## Collection entries
============================================================

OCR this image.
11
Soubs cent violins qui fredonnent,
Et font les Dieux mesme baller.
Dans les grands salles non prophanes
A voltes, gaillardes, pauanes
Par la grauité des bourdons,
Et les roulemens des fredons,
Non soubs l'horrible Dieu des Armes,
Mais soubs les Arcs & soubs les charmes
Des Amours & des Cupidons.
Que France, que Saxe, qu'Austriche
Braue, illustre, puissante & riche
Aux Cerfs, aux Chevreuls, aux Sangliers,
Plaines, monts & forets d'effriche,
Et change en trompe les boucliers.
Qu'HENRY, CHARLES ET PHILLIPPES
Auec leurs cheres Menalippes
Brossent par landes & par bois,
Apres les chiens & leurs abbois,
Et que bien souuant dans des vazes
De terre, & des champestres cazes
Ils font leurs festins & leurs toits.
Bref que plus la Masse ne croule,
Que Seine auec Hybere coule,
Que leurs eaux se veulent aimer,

============================================================

## What to work on
Copy each line of the listing that contains the string "font".

## Correct output
Et font les Dieux mesme baller.
Ils font leurs festins & leurs toits.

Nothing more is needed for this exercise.